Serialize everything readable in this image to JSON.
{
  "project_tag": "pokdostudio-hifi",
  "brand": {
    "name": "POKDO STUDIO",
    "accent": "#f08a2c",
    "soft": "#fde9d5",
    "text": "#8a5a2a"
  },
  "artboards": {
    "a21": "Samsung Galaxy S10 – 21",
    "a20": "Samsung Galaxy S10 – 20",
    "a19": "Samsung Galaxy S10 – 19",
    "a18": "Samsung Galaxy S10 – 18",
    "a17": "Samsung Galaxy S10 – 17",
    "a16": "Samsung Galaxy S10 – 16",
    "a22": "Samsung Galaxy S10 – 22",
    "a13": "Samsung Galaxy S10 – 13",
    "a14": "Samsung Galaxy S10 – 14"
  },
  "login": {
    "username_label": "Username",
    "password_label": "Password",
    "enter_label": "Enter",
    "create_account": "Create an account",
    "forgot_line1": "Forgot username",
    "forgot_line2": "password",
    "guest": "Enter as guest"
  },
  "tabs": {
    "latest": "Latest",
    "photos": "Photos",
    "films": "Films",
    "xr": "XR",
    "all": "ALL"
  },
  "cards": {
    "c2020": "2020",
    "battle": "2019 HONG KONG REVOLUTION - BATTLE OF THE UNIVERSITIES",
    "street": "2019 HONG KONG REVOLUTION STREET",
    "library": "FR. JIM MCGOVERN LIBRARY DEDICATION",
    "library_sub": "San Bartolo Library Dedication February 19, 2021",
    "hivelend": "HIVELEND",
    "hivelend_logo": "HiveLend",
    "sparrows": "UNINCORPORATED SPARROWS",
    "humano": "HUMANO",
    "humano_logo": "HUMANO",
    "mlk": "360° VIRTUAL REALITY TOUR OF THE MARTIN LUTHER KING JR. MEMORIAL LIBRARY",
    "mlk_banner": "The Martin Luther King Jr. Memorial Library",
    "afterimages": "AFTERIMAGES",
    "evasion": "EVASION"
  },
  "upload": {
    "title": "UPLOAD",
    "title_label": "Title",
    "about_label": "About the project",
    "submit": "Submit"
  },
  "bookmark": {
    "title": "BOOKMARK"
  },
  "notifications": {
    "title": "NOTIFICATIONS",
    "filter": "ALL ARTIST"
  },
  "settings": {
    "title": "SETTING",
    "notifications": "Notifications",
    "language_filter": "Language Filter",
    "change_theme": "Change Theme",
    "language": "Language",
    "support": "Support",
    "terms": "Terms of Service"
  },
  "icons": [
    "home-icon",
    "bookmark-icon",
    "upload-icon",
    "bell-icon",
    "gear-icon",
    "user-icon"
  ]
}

:: The request ::
Copy out each line of the material that holds the word "Galaxy".

:: Expected output ::
    "a21": "Samsung Galaxy S10 – 21",
    "a20": "Samsung Galaxy S10 – 20",
    "a19": "Samsung Galaxy S10 – 19",
    "a18": "Samsung Galaxy S10 – 18",
    "a17": "Samsung Galaxy S10 – 17",
    "a16": "Samsung Galaxy S10 – 16",
    "a22": "Samsung Galaxy S10 – 22",
    "a13": "Samsung Galaxy S10 – 13",
    "a14": "Samsung Galaxy S10 – 14"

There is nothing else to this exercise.